>> BEGIN Supplied records

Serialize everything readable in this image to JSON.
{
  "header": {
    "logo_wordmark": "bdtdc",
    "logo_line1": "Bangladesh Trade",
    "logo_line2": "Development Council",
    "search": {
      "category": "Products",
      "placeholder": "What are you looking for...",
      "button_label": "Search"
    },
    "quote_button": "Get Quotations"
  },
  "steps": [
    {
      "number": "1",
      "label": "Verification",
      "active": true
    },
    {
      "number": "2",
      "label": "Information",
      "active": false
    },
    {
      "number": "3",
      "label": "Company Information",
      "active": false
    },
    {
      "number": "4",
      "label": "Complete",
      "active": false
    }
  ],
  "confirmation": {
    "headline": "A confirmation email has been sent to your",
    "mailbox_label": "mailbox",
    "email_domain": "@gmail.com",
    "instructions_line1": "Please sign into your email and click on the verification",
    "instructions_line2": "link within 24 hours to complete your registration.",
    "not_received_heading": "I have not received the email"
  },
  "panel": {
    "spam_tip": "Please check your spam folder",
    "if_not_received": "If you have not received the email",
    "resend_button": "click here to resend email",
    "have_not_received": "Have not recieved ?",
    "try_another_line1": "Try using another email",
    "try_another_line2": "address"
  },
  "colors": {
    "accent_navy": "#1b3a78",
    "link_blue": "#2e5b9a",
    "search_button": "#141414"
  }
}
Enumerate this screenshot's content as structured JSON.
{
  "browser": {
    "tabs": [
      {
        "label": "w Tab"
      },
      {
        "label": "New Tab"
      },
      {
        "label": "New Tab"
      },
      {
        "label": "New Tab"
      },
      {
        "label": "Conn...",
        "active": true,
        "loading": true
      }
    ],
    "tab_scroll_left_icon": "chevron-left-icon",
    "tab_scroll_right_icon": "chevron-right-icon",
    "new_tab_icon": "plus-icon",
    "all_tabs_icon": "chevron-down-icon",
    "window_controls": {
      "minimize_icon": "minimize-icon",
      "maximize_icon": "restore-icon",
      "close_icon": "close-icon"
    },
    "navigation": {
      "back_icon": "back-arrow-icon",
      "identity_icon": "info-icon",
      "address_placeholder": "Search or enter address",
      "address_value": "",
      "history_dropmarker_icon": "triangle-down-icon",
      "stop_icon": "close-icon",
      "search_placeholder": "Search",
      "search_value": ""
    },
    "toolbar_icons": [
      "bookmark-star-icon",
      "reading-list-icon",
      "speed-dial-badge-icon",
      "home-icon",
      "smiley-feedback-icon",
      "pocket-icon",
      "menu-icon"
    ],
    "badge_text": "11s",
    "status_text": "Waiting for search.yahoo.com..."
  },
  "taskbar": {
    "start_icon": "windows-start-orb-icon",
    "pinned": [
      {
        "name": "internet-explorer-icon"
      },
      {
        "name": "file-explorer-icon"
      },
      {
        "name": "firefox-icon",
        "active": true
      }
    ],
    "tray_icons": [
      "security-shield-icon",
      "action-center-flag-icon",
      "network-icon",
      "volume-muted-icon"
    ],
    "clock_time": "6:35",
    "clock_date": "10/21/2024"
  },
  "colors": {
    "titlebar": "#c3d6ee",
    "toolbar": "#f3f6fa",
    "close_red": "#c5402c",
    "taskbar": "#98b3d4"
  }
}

>> END Supplied records
>> BEGIN Supplied records

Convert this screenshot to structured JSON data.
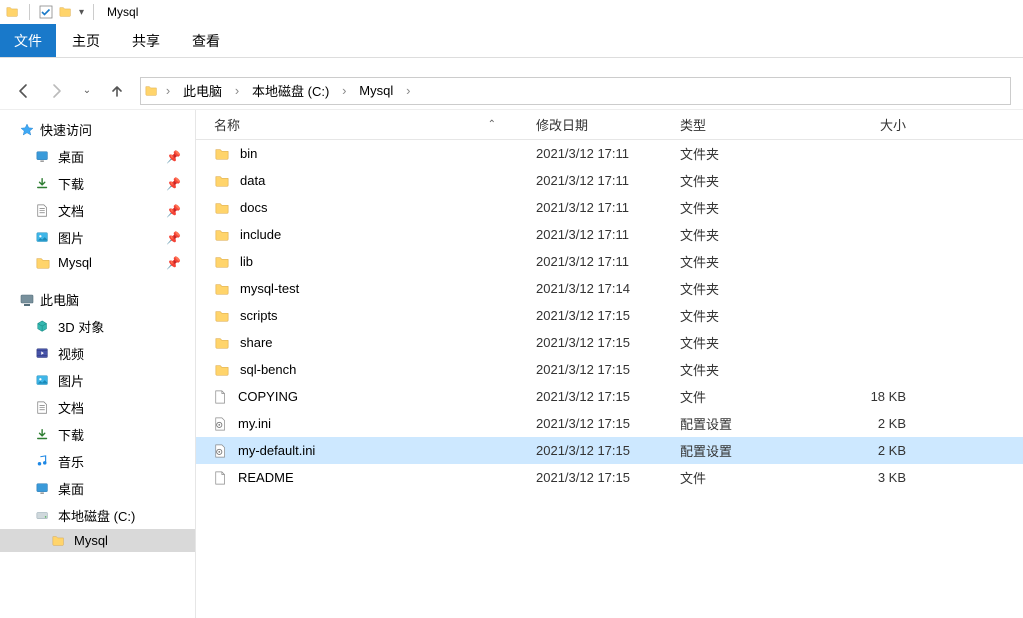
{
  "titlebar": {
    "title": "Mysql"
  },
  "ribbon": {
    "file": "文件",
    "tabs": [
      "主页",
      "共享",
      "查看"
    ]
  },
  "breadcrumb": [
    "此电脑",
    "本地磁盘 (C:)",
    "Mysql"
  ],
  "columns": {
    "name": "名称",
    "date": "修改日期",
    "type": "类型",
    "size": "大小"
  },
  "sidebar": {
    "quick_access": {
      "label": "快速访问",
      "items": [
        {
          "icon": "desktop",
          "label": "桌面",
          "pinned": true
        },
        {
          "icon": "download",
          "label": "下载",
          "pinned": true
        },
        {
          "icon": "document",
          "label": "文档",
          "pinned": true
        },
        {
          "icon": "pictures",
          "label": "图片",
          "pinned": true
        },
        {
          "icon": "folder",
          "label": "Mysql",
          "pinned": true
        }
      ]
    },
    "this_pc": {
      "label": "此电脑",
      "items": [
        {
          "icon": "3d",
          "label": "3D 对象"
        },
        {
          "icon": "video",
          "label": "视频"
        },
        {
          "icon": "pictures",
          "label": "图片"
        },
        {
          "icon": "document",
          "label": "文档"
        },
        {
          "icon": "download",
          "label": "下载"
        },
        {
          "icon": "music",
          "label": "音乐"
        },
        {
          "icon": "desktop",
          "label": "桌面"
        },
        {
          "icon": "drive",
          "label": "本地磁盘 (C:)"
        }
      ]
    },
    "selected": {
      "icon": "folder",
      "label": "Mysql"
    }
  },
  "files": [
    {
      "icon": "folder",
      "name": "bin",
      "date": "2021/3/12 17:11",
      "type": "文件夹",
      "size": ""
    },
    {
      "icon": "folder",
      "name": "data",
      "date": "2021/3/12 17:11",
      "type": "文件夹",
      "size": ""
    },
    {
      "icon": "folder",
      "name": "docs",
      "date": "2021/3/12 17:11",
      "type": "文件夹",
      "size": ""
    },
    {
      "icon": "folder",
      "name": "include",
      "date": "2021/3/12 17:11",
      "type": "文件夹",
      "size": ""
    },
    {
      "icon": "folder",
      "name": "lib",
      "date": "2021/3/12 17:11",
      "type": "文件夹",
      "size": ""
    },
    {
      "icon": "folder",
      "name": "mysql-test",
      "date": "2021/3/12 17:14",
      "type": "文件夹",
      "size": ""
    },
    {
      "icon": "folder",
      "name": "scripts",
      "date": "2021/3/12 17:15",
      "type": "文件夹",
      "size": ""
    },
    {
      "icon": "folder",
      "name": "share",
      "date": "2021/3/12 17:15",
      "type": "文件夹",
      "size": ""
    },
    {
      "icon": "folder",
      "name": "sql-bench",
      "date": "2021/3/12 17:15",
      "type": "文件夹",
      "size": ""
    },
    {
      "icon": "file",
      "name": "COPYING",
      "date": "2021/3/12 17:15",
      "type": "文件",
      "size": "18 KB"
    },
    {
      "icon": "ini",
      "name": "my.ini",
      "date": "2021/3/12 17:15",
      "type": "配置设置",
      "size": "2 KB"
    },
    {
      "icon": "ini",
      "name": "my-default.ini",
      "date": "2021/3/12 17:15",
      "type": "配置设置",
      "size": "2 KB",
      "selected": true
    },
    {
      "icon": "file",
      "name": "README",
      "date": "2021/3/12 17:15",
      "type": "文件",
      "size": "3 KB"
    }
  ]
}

>> END Supplied records
>> BEGIN Supplied records

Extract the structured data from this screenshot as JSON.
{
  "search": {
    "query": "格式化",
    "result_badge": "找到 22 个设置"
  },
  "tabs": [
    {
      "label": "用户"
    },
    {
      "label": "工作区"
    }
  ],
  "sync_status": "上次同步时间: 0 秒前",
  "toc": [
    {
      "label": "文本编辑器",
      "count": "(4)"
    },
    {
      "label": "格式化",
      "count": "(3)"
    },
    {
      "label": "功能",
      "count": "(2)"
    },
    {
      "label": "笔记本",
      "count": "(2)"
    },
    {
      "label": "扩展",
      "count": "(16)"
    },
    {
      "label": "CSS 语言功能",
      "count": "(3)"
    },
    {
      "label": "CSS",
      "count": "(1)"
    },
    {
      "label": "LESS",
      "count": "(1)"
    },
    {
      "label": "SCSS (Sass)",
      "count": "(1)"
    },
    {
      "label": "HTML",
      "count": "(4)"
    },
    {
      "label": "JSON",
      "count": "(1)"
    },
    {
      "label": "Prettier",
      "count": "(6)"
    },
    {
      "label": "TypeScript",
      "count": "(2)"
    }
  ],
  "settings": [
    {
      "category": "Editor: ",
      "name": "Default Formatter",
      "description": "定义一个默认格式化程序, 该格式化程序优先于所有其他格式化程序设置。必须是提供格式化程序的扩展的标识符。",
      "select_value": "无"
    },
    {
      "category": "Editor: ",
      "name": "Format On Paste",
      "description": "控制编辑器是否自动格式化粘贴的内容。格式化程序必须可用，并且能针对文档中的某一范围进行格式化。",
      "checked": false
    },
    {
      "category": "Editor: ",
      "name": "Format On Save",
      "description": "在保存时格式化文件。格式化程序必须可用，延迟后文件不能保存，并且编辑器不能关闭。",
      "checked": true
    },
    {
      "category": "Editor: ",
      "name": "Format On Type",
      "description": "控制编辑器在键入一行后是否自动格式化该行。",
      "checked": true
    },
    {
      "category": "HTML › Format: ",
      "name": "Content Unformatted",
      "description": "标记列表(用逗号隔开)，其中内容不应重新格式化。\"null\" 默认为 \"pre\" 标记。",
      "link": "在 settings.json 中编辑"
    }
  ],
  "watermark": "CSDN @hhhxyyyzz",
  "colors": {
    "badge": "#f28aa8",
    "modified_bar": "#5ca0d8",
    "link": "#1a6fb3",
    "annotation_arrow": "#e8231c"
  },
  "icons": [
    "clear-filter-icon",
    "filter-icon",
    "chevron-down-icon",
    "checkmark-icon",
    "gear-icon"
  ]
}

>> END Supplied records

Tally the lines of the preceding listing in which the word "Please" appears; state nothing but the total.

2